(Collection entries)
++++++++++

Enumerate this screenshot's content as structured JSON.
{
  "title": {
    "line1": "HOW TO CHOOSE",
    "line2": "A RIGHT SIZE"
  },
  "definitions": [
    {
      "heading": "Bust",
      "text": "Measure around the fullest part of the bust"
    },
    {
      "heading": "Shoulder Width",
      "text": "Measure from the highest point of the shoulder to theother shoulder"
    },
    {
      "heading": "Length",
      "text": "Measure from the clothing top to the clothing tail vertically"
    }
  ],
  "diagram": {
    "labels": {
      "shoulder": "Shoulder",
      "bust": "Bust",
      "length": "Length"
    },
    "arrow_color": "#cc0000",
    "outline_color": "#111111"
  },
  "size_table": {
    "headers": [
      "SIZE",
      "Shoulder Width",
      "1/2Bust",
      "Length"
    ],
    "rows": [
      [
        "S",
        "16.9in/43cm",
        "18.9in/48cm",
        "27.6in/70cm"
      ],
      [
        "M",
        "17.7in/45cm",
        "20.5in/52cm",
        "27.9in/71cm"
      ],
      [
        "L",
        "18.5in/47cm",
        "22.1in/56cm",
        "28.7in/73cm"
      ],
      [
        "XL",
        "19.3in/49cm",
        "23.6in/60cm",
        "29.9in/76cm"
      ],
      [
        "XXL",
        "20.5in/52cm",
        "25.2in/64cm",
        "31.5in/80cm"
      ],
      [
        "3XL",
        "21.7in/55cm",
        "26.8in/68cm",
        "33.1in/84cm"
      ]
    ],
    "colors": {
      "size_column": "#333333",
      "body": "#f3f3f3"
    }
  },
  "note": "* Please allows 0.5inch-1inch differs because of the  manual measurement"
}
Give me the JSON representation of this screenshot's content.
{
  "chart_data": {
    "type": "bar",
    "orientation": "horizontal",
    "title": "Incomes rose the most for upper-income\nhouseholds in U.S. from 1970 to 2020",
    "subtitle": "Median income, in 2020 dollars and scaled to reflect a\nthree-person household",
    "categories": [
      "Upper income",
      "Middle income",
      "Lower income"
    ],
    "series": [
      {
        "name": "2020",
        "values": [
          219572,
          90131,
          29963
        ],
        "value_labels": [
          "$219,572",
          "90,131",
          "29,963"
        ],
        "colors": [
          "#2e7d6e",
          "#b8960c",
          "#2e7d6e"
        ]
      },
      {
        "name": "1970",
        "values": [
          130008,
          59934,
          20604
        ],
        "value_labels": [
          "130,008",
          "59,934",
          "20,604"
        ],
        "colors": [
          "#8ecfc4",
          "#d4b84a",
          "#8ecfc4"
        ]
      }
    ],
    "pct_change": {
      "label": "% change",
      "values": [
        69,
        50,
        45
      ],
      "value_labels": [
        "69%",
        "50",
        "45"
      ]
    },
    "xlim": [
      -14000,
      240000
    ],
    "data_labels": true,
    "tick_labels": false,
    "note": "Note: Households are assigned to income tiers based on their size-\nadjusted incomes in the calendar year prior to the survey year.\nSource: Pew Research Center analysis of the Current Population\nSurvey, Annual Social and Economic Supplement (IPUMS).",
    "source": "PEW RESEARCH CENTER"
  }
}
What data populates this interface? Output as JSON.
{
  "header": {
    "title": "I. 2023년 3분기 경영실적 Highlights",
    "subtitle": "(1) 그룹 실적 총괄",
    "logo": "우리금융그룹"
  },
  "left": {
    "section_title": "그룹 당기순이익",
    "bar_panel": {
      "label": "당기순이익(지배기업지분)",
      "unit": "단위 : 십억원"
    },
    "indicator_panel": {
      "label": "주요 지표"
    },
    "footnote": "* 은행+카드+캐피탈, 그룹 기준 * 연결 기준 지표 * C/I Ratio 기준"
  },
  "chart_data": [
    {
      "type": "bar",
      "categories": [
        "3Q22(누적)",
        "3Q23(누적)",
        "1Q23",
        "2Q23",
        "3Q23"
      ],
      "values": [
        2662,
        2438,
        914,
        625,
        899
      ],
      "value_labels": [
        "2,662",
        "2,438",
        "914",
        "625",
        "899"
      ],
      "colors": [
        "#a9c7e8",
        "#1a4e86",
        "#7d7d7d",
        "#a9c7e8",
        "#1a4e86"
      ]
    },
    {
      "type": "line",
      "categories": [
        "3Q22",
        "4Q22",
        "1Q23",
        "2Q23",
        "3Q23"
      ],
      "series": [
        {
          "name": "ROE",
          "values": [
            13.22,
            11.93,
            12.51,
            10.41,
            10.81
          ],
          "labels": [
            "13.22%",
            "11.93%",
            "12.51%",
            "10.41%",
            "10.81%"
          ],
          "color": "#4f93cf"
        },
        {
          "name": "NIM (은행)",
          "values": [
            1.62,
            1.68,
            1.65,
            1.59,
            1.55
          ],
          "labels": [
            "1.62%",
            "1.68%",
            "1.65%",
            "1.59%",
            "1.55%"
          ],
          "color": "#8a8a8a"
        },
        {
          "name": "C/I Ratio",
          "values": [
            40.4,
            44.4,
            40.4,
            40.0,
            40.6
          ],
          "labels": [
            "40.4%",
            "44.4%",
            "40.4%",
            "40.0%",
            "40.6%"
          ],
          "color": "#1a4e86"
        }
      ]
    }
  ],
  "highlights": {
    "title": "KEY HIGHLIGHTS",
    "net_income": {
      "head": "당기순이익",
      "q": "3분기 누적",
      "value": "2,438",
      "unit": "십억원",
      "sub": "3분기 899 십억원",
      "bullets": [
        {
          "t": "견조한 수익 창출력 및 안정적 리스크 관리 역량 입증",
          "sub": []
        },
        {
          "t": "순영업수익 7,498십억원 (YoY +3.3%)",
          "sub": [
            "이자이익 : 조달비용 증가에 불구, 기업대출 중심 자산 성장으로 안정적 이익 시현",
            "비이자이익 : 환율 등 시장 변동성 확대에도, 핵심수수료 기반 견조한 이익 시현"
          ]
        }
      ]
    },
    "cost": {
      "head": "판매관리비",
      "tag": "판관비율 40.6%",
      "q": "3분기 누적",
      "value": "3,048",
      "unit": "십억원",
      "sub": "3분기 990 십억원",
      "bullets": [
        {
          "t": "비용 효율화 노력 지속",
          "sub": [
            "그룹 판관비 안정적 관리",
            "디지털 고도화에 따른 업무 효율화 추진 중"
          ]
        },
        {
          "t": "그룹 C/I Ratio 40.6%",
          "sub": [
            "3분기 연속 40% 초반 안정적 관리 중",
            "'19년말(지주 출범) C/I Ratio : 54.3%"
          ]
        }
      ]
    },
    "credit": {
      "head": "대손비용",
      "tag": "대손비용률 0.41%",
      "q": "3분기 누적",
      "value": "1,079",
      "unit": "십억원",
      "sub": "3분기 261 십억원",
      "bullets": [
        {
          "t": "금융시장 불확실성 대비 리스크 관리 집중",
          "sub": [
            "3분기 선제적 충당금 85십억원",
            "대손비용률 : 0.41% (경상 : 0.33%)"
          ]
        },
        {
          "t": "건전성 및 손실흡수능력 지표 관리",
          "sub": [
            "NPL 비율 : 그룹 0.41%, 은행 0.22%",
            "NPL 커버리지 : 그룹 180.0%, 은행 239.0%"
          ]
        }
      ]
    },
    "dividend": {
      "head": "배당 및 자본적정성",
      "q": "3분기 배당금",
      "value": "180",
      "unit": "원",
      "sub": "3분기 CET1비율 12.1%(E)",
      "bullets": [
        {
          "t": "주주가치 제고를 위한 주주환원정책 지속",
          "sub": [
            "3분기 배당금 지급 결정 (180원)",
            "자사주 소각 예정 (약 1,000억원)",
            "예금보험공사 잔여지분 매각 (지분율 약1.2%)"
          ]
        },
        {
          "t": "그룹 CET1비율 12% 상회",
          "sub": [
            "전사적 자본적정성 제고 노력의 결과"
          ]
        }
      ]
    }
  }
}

++++++++++

Short task: Make an exact copy of every line in the data.

Written solution:
Enumerate this screenshot's content as structured JSON.
{
  "title": {
    "line1": "HOW TO CHOOSE",
    "line2": "A RIGHT SIZE"
  },
  "definitions": [
    {
      "heading": "Bust",
      "text": "Measure around the fullest part of the bust"
    },
    {
      "heading": "Shoulder Width",
      "text": "Measure from the highest point of the shoulder to theother shoulder"
    },
    {
      "heading": "Length",
      "text": "Measure from the clothing top to the clothing tail vertically"
    }
  ],
  "diagram": {
    "labels": {
      "shoulder": "Shoulder",
      "bust": "Bust",
      "length": "Length"
    },
    "arrow_color": "#cc0000",
    "outline_color": "#111111"
  },
  "size_table": {
    "headers": [
      "SIZE",
      "Shoulder Width",
      "1/2Bust",
      "Length"
    ],
    "rows": [
      [
        "S",
        "16.9in/43cm",
        "18.9in/48cm",
        "27.6in/70cm"
      ],
      [
        "M",
        "17.7in/45cm",
        "20.5in/52cm",
        "27.9in/71cm"
      ],
      [
        "L",
        "18.5in/47cm",
        "22.1in/56cm",
        "28.7in/73cm"
      ],
      [
        "XL",
        "19.3in/49cm",
        "23.6in/60cm",
        "29.9in/76cm"
      ],
      [
        "XXL",
        "20.5in/52cm",
        "25.2in/64cm",
        "31.5in/80cm"
      ],
      [
        "3XL",
        "21.7in/55cm",
        "26.8in/68cm",
        "33.1in/84cm"
      ]
    ],
    "colors": {
      "size_column": "#333333",
      "body": "#f3f3f3"
    }
  },
  "note": "* Please allows 0.5inch-1inch differs because of the  manual measurement"
}
Give me the JSON representation of this screenshot's content.
{
  "chart_data": {
    "type": "bar",
    "orientation": "horizontal",
    "title": "Incomes rose the most for upper-income\nhouseholds in U.S. from 1970 to 2020",
    "subtitle": "Median income, in 2020 dollars and scaled to reflect a\nthree-person household",
    "categories": [
      "Upper income",
      "Middle income",
      "Lower income"
    ],
    "series": [
      {
        "name": "2020",
        "values": [
          219572,
          90131,
          29963
        ],
        "value_labels": [
          "$219,572",
          "90,131",
          "29,963"
        ],
        "colors": [
          "#2e7d6e",
          "#b8960c",
          "#2e7d6e"
        ]
      },
      {
        "name": "1970",
        "values": [
          130008,
          59934,
          20604
        ],
        "value_labels": [
          "130,008",
          "59,934",
          "20,604"
        ],
        "colors": [
          "#8ecfc4",
          "#d4b84a",
          "#8ecfc4"
        ]
      }
    ],
    "pct_change": {
      "label": "% change",
      "values": [
        69,
        50,
        45
      ],
      "value_labels": [
        "69%",
        "50",
        "45"
      ]
    },
    "xlim": [
      -14000,
      240000
    ],
    "data_labels": true,
    "tick_labels": false,
    "note": "Note: Households are assigned to income tiers based on their size-\nadjusted incomes in the calendar year prior to the survey year.\nSource: Pew Research Center analysis of the Current Population\nSurvey, Annual Social and Economic Supplement (IPUMS).",
    "source": "PEW RESEARCH CENTER"
  }
}
What data populates this interface? Output as JSON.
{
  "header": {
    "title": "I. 2023년 3분기 경영실적 Highlights",
    "subtitle": "(1) 그룹 실적 총괄",
    "logo": "우리금융그룹"
  },
  "left": {
    "section_title": "그룹 당기순이익",
    "bar_panel": {
      "label": "당기순이익(지배기업지분)",
      "unit": "단위 : 십억원"
    },
    "indicator_panel": {
      "label": "주요 지표"
    },
    "footnote": "* 은행+카드+캐피탈, 그룹 기준 * 연결 기준 지표 * C/I Ratio 기준"
  },
  "chart_data": [
    {
      "type": "bar",
      "categories": [
        "3Q22(누적)",
        "3Q23(누적)",
        "1Q23",
        "2Q23",
        "3Q23"
      ],
      "values": [
        2662,
        2438,
        914,
        625,
        899
      ],
      "value_labels": [
        "2,662",
        "2,438",
        "914",
        "625",
        "899"
      ],
      "colors": [
        "#a9c7e8",
        "#1a4e86",
        "#7d7d7d",
        "#a9c7e8",
        "#1a4e86"
      ]
    },
    {
      "type": "line",
      "categories": [
        "3Q22",
        "4Q22",
        "1Q23",
        "2Q23",
        "3Q23"
      ],
      "series": [
        {
          "name": "ROE",
          "values": [
            13.22,
            11.93,
            12.51,
            10.41,
            10.81
          ],
          "labels": [
            "13.22%",
            "11.93%",
            "12.51%",
            "10.41%",
            "10.81%"
          ],
          "color": "#4f93cf"
        },
        {
          "name": "NIM (은행)",
          "values": [
            1.62,
            1.68,
            1.65,
            1.59,
            1.55
          ],
          "labels": [
            "1.62%",
            "1.68%",
            "1.65%",
            "1.59%",
            "1.55%"
          ],
          "color": "#8a8a8a"
        },
        {
          "name": "C/I Ratio",
          "values": [
            40.4,
            44.4,
            40.4,
            40.0,
            40.6
          ],
          "labels": [
            "40.4%",
            "44.4%",
            "40.4%",
            "40.0%",
            "40.6%"
          ],
          "color": "#1a4e86"
        }
      ]
    }
  ],
  "highlights": {
    "title": "KEY HIGHLIGHTS",
    "net_income": {
      "head": "당기순이익",
      "q": "3분기 누적",
      "value": "2,438",
      "unit": "십억원",
      "sub": "3분기 899 십억원",
      "bullets": [
        {
          "t": "견조한 수익 창출력 및 안정적 리스크 관리 역량 입증",
          "sub": []
        },
        {
          "t": "순영업수익 7,498십억원 (YoY +3.3%)",
          "sub": [
            "이자이익 : 조달비용 증가에 불구, 기업대출 중심 자산 성장으로 안정적 이익 시현",
            "비이자이익 : 환율 등 시장 변동성 확대에도, 핵심수수료 기반 견조한 이익 시현"
          ]
        }
      ]
    },
    "cost": {
      "head": "판매관리비",
      "tag": "판관비율 40.6%",
      "q": "3분기 누적",
      "value": "3,048",
      "unit": "십억원",
      "sub": "3분기 990 십억원",
      "bullets": [
        {
          "t": "비용 효율화 노력 지속",
          "sub": [
            "그룹 판관비 안정적 관리",
            "디지털 고도화에 따른 업무 효율화 추진 중"
          ]
        },
        {
          "t": "그룹 C/I Ratio 40.6%",
          "sub": [
            "3분기 연속 40% 초반 안정적 관리 중",
            "'19년말(지주 출범) C/I Ratio : 54.3%"
          ]
        }
      ]
    },
    "credit": {
      "head": "대손비용",
      "tag": "대손비용률 0.41%",
      "q": "3분기 누적",
      "value": "1,079",
      "unit": "십억원",
      "sub": "3분기 261 십억원",
      "bullets": [
        {
          "t": "금융시장 불확실성 대비 리스크 관리 집중",
          "sub": [
            "3분기 선제적 충당금 85십억원",
            "대손비용률 : 0.41% (경상 : 0.33%)"
          ]
        },
        {
          "t": "건전성 및 손실흡수능력 지표 관리",
          "sub": [
            "NPL 비율 : 그룹 0.41%, 은행 0.22%",
            "NPL 커버리지 : 그룹 180.0%, 은행 239.0%"
          ]
        }
      ]
    },
    "dividend": {
      "head": "배당 및 자본적정성",
      "q": "3분기 배당금",
      "value": "180",
      "unit": "원",
      "sub": "3분기 CET1비율 12.1%(E)",
      "bullets": [
        {
          "t": "주주가치 제고를 위한 주주환원정책 지속",
          "sub": [
            "3분기 배당금 지급 결정 (180원)",
            "자사주 소각 예정 (약 1,000억원)",
            "예금보험공사 잔여지분 매각 (지분율 약1.2%)"
          ]
        },
        {
          "t": "그룹 CET1비율 12% 상회",
          "sub": [
            "전사적 자본적정성 제고 노력의 결과"
          ]
        }
      ]
    }
  }
}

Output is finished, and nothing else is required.